━━━━━ Provided entries

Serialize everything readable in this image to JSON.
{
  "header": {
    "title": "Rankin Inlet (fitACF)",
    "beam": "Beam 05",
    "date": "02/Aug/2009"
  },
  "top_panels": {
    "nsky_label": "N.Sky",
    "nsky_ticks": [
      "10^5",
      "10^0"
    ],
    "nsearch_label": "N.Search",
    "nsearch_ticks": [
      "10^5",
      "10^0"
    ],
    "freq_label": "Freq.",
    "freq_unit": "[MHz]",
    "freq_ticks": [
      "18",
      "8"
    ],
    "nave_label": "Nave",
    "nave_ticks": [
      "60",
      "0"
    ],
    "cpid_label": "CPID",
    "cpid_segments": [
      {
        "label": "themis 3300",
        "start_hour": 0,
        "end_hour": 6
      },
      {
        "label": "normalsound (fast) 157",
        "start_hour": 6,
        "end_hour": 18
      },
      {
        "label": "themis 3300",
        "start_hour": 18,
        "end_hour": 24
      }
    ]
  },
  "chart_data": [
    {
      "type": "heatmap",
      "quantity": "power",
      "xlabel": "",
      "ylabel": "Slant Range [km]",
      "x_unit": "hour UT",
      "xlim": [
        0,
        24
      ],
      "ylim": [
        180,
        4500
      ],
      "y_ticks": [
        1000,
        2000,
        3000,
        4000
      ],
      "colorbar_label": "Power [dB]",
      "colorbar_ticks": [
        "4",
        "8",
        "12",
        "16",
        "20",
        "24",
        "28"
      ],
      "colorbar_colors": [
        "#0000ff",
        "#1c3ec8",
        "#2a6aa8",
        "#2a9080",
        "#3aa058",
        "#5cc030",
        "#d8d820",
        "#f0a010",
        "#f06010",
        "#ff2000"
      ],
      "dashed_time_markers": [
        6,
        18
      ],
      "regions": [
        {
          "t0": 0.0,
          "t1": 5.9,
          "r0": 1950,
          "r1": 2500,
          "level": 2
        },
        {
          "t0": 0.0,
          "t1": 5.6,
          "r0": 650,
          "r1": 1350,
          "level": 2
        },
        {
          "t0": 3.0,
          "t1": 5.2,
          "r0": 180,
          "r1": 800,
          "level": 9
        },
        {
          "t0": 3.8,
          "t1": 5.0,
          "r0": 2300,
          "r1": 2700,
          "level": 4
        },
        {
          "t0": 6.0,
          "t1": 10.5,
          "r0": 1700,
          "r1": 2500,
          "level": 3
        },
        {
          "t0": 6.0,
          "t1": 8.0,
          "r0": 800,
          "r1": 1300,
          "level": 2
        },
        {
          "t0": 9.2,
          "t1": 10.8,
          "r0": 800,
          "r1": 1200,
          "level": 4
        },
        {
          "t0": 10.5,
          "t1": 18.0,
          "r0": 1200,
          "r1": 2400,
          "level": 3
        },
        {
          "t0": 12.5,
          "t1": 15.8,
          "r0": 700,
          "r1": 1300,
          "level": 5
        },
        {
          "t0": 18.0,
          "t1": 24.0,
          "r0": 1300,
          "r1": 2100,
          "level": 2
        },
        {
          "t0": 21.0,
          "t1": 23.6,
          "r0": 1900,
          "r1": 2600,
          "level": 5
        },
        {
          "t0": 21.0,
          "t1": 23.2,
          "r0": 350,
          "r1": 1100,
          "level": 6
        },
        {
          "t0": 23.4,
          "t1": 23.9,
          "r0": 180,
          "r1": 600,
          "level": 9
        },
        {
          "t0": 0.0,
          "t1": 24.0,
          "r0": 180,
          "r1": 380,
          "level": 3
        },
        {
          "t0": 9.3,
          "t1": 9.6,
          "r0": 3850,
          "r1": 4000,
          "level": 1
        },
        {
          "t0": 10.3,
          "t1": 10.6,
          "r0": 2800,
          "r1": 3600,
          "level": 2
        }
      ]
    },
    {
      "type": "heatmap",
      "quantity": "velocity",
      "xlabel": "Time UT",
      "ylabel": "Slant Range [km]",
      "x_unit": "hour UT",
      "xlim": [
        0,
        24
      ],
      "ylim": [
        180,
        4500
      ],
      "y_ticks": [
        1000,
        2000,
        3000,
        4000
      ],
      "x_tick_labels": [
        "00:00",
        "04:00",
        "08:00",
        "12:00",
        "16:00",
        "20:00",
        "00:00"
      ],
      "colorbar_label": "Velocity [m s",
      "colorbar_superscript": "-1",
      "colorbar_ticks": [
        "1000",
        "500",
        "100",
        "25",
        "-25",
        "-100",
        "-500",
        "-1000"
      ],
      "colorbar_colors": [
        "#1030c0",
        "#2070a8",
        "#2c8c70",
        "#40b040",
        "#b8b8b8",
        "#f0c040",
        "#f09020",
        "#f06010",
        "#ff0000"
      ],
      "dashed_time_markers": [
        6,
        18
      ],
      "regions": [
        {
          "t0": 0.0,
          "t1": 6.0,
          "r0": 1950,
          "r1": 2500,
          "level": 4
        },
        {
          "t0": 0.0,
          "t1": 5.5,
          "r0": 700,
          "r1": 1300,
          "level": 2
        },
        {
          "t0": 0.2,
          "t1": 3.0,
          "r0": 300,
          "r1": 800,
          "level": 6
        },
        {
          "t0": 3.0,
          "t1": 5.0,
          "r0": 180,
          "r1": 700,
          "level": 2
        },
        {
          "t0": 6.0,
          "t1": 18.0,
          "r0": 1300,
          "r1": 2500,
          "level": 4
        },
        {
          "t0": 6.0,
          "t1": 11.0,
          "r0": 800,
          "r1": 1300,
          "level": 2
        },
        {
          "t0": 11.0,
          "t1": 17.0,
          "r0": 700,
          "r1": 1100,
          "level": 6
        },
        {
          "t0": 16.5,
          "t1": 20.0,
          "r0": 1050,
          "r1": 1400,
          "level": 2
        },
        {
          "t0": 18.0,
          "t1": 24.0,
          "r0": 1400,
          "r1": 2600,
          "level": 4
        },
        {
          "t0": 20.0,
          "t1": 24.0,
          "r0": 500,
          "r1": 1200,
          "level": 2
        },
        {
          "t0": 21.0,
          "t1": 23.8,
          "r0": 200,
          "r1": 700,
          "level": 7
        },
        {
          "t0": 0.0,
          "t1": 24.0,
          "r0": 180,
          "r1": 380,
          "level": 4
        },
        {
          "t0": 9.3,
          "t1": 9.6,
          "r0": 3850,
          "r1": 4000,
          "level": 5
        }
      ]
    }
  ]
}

━━━━━━━━━━

Please give back all of the records exactly as written.

» Exercise result
Serialize everything readable in this image to JSON.
{
  "header": {
    "title": "Rankin Inlet (fitACF)",
    "beam": "Beam 05",
    "date": "02/Aug/2009"
  },
  "top_panels": {
    "nsky_label": "N.Sky",
    "nsky_ticks": [
      "10^5",
      "10^0"
    ],
    "nsearch_label": "N.Search",
    "nsearch_ticks": [
      "10^5",
      "10^0"
    ],
    "freq_label": "Freq.",
    "freq_unit": "[MHz]",
    "freq_ticks": [
      "18",
      "8"
    ],
    "nave_label": "Nave",
    "nave_ticks": [
      "60",
      "0"
    ],
    "cpid_label": "CPID",
    "cpid_segments": [
      {
        "label": "themis 3300",
        "start_hour": 0,
        "end_hour": 6
      },
      {
        "label": "normalsound (fast) 157",
        "start_hour": 6,
        "end_hour": 18
      },
      {
        "label": "themis 3300",
        "start_hour": 18,
        "end_hour": 24
      }
    ]
  },
  "chart_data": [
    {
      "type": "heatmap",
      "quantity": "power",
      "xlabel": "",
      "ylabel": "Slant Range [km]",
      "x_unit": "hour UT",
      "xlim": [
        0,
        24
      ],
      "ylim": [
        180,
        4500
      ],
      "y_ticks": [
        1000,
        2000,
        3000,
        4000
      ],
      "colorbar_label": "Power [dB]",
      "colorbar_ticks": [
        "4",
        "8",
        "12",
        "16",
        "20",
        "24",
        "28"
      ],
      "colorbar_colors": [
        "#0000ff",
        "#1c3ec8",
        "#2a6aa8",
        "#2a9080",
        "#3aa058",
        "#5cc030",
        "#d8d820",
        "#f0a010",
        "#f06010",
        "#ff2000"
      ],
      "dashed_time_markers": [
        6,
        18
      ],
      "regions": [
        {
          "t0": 0.0,
          "t1": 5.9,
          "r0": 1950,
          "r1": 2500,
          "level": 2
        },
        {
          "t0": 0.0,
          "t1": 5.6,
          "r0": 650,
          "r1": 1350,
          "level": 2
        },
        {
          "t0": 3.0,
          "t1": 5.2,
          "r0": 180,
          "r1": 800,
          "level": 9
        },
        {
          "t0": 3.8,
          "t1": 5.0,
          "r0": 2300,
          "r1": 2700,
          "level": 4
        },
        {
          "t0": 6.0,
          "t1": 10.5,
          "r0": 1700,
          "r1": 2500,
          "level": 3
        },
        {
          "t0": 6.0,
          "t1": 8.0,
          "r0": 800,
          "r1": 1300,
          "level": 2
        },
        {
          "t0": 9.2,
          "t1": 10.8,
          "r0": 800,
          "r1": 1200,
          "level": 4
        },
        {
          "t0": 10.5,
          "t1": 18.0,
          "r0": 1200,
          "r1": 2400,
          "level": 3
        },
        {
          "t0": 12.5,
          "t1": 15.8,
          "r0": 700,
          "r1": 1300,
          "level": 5
        },
        {
          "t0": 18.0,
          "t1": 24.0,
          "r0": 1300,
          "r1": 2100,
          "level": 2
        },
        {
          "t0": 21.0,
          "t1": 23.6,
          "r0": 1900,
          "r1": 2600,
          "level": 5
        },
        {
          "t0": 21.0,
          "t1": 23.2,
          "r0": 350,
          "r1": 1100,
          "level": 6
        },
        {
          "t0": 23.4,
          "t1": 23.9,
          "r0": 180,
          "r1": 600,
          "level": 9
        },
        {
          "t0": 0.0,
          "t1": 24.0,
          "r0": 180,
          "r1": 380,
          "level": 3
        },
        {
          "t0": 9.3,
          "t1": 9.6,
          "r0": 3850,
          "r1": 4000,
          "level": 1
        },
        {
          "t0": 10.3,
          "t1": 10.6,
          "r0": 2800,
          "r1": 3600,
          "level": 2
        }
      ]
    },
    {
      "type": "heatmap",
      "quantity": "velocity",
      "xlabel": "Time UT",
      "ylabel": "Slant Range [km]",
      "x_unit": "hour UT",
      "xlim": [
        0,
        24
      ],
      "ylim": [
        180,
        4500
      ],
      "y_ticks": [
        1000,
        2000,
        3000,
        4000
      ],
      "x_tick_labels": [
        "00:00",
        "04:00",
        "08:00",
        "12:00",
        "16:00",
        "20:00",
        "00:00"
      ],
      "colorbar_label": "Velocity [m s",
      "colorbar_superscript": "-1",
      "colorbar_ticks": [
        "1000",
        "500",
        "100",
        "25",
        "-25",
        "-100",
        "-500",
        "-1000"
      ],
      "colorbar_colors": [
        "#1030c0",
        "#2070a8",
        "#2c8c70",
        "#40b040",
        "#b8b8b8",
        "#f0c040",
        "#f09020",
        "#f06010",
        "#ff0000"
      ],
      "dashed_time_markers": [
        6,
        18
      ],
      "regions": [
        {
          "t0": 0.0,
          "t1": 6.0,
          "r0": 1950,
          "r1": 2500,
          "level": 4
        },
        {
          "t0": 0.0,
          "t1": 5.5,
          "r0": 700,
          "r1": 1300,
          "level": 2
        },
        {
          "t0": 0.2,
          "t1": 3.0,
          "r0": 300,
          "r1": 800,
          "level": 6
        },
        {
          "t0": 3.0,
          "t1": 5.0,
          "r0": 180,
          "r1": 700,
          "level": 2
        },
        {
          "t0": 6.0,
          "t1": 18.0,
          "r0": 1300,
          "r1": 2500,
          "level": 4
        },
        {
          "t0": 6.0,
          "t1": 11.0,
          "r0": 800,
          "r1": 1300,
          "level": 2
        },
        {
          "t0": 11.0,
          "t1": 17.0,
          "r0": 700,
          "r1": 1100,
          "level": 6
        },
        {
          "t0": 16.5,
          "t1": 20.0,
          "r0": 1050,
          "r1": 1400,
          "level": 2
        },
        {
          "t0": 18.0,
          "t1": 24.0,
          "r0": 1400,
          "r1": 2600,
          "level": 4
        },
        {
          "t0": 20.0,
          "t1": 24.0,
          "r0": 500,
          "r1": 1200,
          "level": 2
        },
        {
          "t0": 21.0,
          "t1": 23.8,
          "r0": 200,
          "r1": 700,
          "level": 7
        },
        {
          "t0": 0.0,
          "t1": 24.0,
          "r0": 180,
          "r1": 380,
          "level": 4
        },
        {
          "t0": 9.3,
          "t1": 9.6,
          "r0": 3850,
          "r1": 4000,
          "level": 5
        }
      ]
    }
  ]
}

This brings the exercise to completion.